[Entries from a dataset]
Start

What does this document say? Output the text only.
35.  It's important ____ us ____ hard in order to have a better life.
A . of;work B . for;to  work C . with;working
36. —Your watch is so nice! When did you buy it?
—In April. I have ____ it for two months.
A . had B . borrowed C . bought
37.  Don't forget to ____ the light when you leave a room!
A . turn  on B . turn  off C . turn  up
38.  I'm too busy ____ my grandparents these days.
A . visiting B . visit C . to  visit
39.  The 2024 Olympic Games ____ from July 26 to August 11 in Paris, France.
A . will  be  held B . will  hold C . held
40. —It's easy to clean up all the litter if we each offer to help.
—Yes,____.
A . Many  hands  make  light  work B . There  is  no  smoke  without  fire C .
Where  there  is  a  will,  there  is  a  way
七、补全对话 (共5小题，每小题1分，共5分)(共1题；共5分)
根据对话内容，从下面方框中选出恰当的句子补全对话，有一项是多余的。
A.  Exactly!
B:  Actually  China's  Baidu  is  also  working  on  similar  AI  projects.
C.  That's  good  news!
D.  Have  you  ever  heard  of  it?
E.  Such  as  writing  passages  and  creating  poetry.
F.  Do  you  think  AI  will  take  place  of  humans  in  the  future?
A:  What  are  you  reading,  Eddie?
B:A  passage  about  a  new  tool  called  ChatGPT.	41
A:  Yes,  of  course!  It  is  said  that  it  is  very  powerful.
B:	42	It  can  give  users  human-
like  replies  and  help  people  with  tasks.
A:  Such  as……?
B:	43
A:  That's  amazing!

End

- EXERCISE BRIEF
Reproduce all of the material above word for word.

- TASK ANSWER
What does this document say? Output the text only.
35.  It's important ____ us ____ hard in order to have a better life.
A . of;work B . for;to  work C . with;working
36. —Your watch is so nice! When did you buy it?
—In April. I have ____ it for two months.
A . had B . borrowed C . bought
37.  Don't forget to ____ the light when you leave a room!
A . turn  on B . turn  off C . turn  up
38.  I'm too busy ____ my grandparents these days.
A . visiting B . visit C . to  visit
39.  The 2024 Olympic Games ____ from July 26 to August 11 in Paris, France.
A . will  be  held B . will  hold C . held
40. —It's easy to clean up all the litter if we each offer to help.
—Yes,____.
A . Many  hands  make  light  work B . There  is  no  smoke  without  fire C .
Where  there  is  a  will,  there  is  a  way
七、补全对话 (共5小题，每小题1分，共5分)(共1题；共5分)
根据对话内容，从下面方框中选出恰当的句子补全对话，有一项是多余的。
A.  Exactly!
B:  Actually  China's  Baidu  is  also  working  on  similar  AI  projects.
C.  That's  good  news!
D.  Have  you  ever  heard  of  it?
E.  Such  as  writing  passages  and  creating  poetry.
F.  Do  you  think  AI  will  take  place  of  humans  in  the  future?
A:  What  are  you  reading,  Eddie?
B:A  passage  about  a  new  tool  called  ChatGPT.	41
A:  Yes,  of  course!  It  is  said  that  it  is  very  powerful.
B:	42	It  can  give  users  human-
like  replies  and  help  people  with  tasks.
A:  Such  as……?
B:	43
A:  That's  amazing!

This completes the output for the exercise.